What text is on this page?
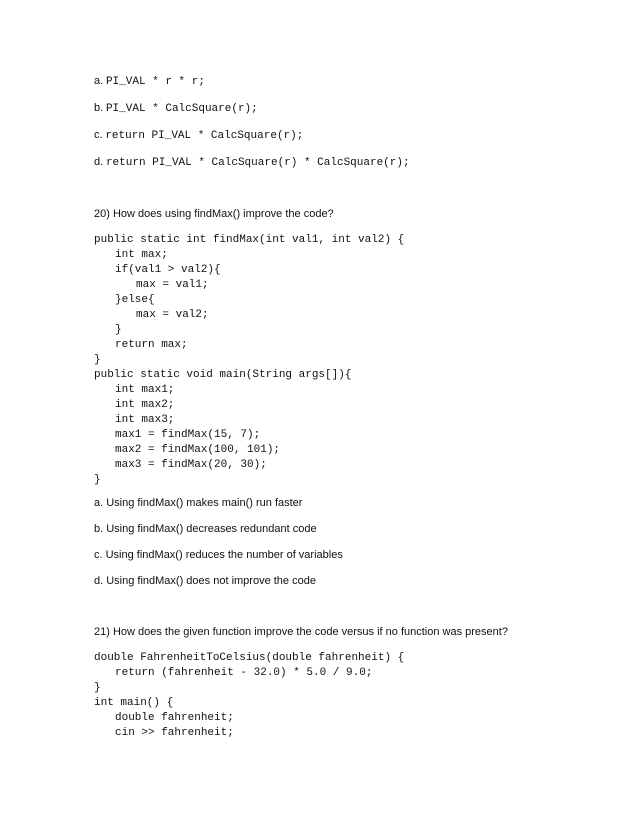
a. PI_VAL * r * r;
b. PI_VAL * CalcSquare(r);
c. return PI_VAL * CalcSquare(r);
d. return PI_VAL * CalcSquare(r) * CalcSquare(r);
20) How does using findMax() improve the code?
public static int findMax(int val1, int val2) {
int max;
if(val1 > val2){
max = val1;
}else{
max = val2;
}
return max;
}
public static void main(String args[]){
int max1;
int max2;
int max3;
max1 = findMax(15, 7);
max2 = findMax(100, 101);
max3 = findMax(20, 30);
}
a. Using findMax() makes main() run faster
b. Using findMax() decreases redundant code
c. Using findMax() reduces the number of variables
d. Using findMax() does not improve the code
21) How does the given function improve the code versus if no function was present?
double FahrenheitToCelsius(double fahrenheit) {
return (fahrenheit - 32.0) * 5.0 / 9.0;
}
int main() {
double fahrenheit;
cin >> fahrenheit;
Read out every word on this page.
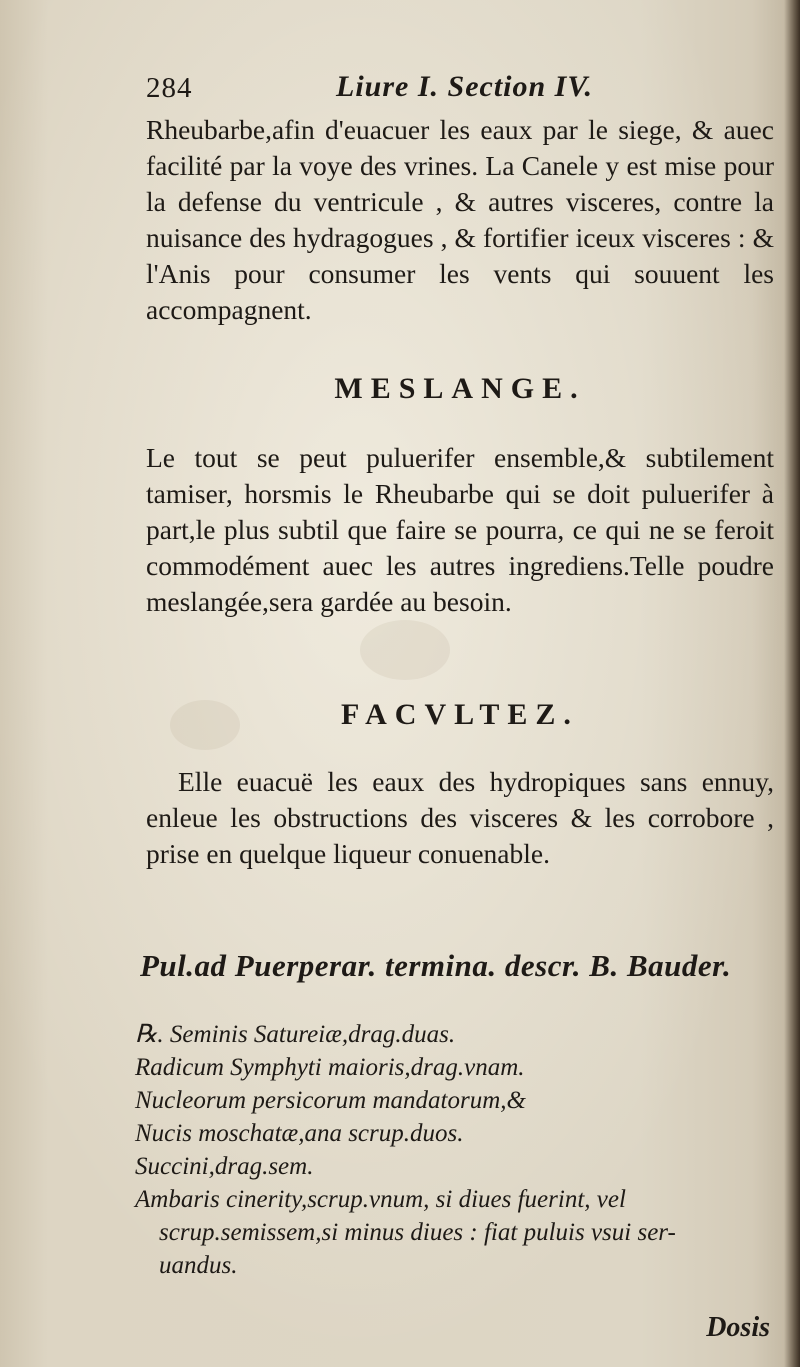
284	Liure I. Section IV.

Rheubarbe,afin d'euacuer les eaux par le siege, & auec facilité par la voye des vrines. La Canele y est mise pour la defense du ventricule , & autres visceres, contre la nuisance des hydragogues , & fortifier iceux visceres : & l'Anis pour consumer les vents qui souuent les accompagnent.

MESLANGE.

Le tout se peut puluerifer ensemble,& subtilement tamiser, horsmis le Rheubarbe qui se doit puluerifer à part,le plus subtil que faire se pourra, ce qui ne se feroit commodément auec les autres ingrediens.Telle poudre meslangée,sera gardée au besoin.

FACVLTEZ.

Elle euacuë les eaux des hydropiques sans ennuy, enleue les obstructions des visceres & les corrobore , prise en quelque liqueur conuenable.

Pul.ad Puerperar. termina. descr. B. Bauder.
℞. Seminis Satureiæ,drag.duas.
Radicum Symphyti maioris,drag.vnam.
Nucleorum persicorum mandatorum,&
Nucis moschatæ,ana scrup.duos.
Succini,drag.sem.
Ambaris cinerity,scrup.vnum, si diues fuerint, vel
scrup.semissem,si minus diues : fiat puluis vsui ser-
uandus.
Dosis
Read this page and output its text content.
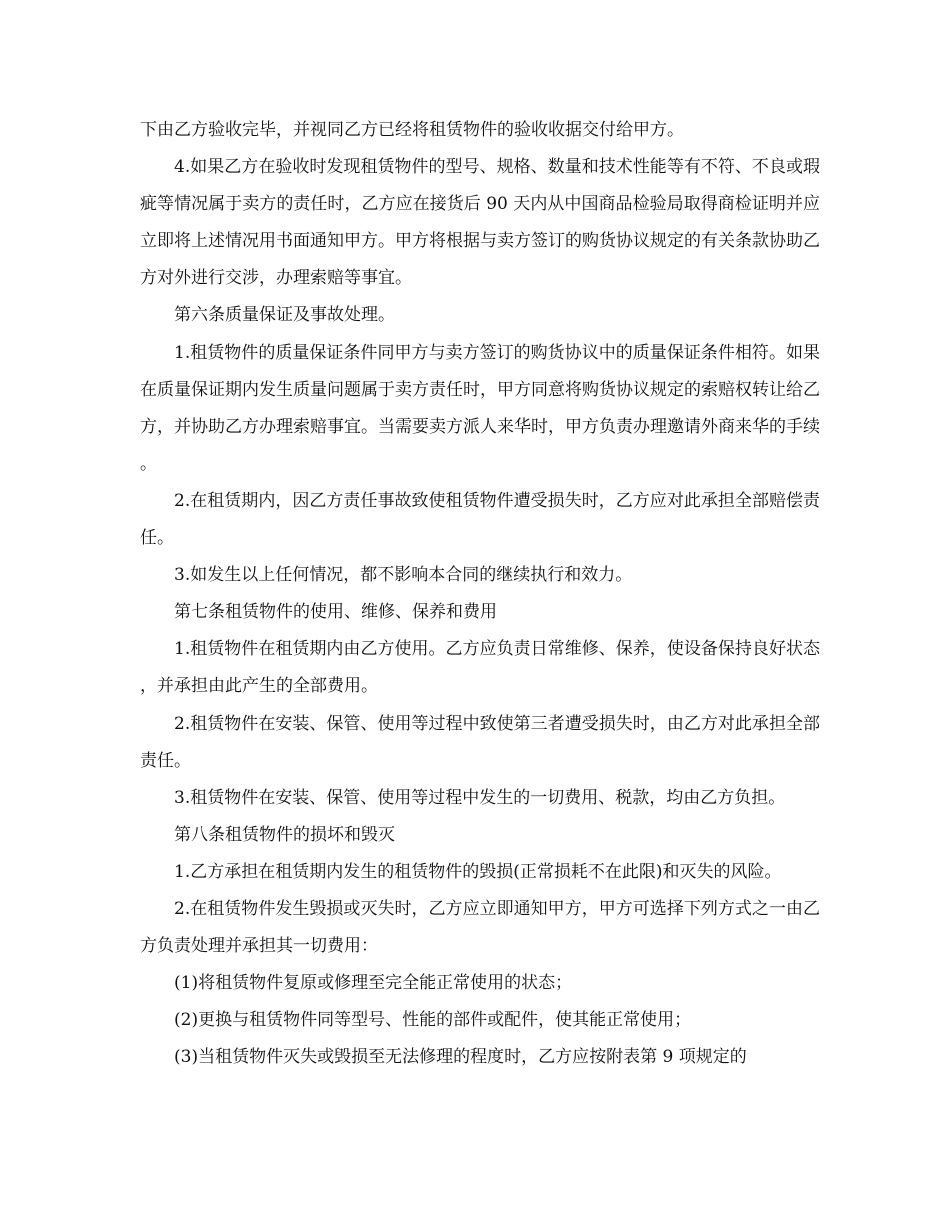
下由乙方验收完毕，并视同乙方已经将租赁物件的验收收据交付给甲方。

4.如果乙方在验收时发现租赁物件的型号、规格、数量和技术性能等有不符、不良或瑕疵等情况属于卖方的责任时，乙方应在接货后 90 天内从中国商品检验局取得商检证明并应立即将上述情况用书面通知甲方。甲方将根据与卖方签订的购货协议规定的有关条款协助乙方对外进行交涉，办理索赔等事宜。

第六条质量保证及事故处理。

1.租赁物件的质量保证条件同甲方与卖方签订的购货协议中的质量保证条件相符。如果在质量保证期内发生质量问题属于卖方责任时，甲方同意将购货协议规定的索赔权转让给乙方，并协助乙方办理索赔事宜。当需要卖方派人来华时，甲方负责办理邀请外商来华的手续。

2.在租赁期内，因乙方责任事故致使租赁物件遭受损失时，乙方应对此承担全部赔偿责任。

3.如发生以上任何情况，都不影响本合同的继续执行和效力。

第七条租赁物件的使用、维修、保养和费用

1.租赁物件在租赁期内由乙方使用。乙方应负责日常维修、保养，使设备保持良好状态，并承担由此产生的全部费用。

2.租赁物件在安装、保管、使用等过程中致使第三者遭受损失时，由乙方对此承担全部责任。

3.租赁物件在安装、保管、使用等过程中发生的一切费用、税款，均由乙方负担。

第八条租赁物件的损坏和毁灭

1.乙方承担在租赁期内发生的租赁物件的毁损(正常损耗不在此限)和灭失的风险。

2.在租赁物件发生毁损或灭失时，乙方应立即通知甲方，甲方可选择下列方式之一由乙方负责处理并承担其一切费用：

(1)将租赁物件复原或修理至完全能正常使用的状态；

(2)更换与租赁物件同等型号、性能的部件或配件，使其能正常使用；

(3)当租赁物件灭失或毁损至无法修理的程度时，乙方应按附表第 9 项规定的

....

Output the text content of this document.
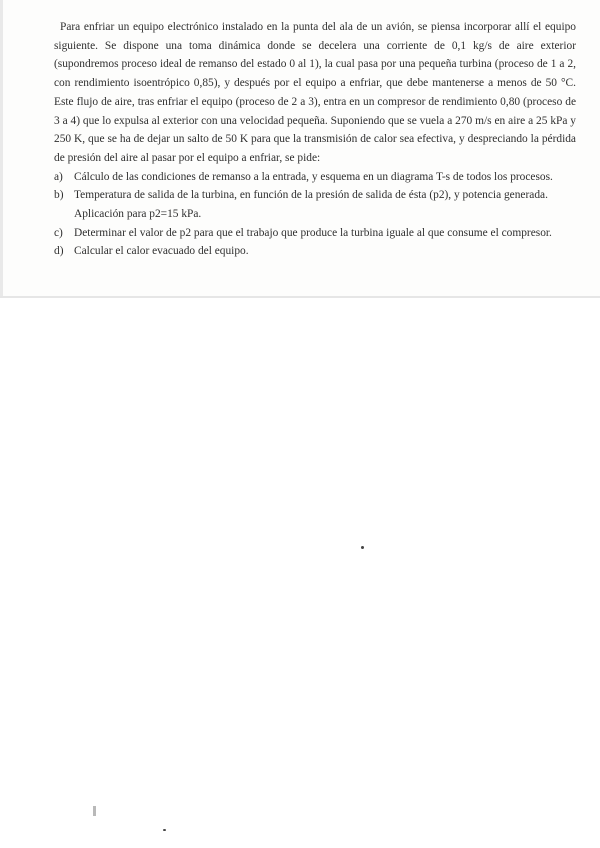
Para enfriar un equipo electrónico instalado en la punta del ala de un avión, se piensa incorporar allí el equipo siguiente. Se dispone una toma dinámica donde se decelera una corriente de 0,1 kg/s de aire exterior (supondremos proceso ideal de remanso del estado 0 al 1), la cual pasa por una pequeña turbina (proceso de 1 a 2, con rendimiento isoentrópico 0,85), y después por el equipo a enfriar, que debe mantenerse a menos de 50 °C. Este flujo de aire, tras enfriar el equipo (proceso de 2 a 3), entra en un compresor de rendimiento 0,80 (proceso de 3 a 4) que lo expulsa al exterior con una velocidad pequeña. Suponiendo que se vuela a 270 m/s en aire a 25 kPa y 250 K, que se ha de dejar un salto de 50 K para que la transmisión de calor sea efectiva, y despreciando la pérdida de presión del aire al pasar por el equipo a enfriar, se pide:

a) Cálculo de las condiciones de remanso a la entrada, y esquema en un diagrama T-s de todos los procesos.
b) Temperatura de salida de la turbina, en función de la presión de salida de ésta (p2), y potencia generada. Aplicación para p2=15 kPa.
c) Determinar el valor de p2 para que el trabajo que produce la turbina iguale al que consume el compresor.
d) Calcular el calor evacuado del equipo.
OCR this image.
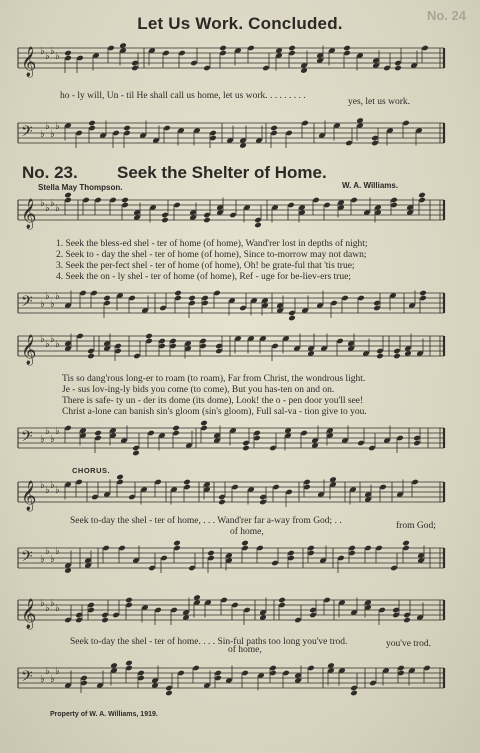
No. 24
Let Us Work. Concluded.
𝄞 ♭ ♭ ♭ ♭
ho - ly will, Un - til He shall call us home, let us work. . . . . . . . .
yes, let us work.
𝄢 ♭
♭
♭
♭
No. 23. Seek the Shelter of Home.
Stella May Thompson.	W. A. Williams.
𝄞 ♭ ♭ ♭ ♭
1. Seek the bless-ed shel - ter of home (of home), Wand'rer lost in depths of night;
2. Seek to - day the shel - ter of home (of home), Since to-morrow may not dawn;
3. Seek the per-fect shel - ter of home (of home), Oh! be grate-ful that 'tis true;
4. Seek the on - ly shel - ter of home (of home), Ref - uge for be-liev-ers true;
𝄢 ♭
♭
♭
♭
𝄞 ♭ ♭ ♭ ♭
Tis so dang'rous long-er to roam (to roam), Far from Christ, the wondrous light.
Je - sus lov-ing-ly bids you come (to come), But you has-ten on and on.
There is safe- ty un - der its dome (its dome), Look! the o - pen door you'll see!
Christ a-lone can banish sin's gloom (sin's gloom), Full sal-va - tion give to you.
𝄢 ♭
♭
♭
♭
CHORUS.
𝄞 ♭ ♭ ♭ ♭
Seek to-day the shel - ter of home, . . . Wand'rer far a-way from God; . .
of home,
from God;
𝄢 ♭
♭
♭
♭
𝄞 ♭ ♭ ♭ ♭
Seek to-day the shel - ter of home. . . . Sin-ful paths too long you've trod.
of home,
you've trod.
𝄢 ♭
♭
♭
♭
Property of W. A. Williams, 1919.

....

(EXERCISE REQUIREMENTS) Which lines in the data above contain "from"? Show each one.

(RESPONSE)
Tis so dang'rous long-er to roam (to roam), Far from Christ, the wondrous light.
Seek to-day the shel - ter of home, . . . Wand'rer far a-way from God; . .
from God;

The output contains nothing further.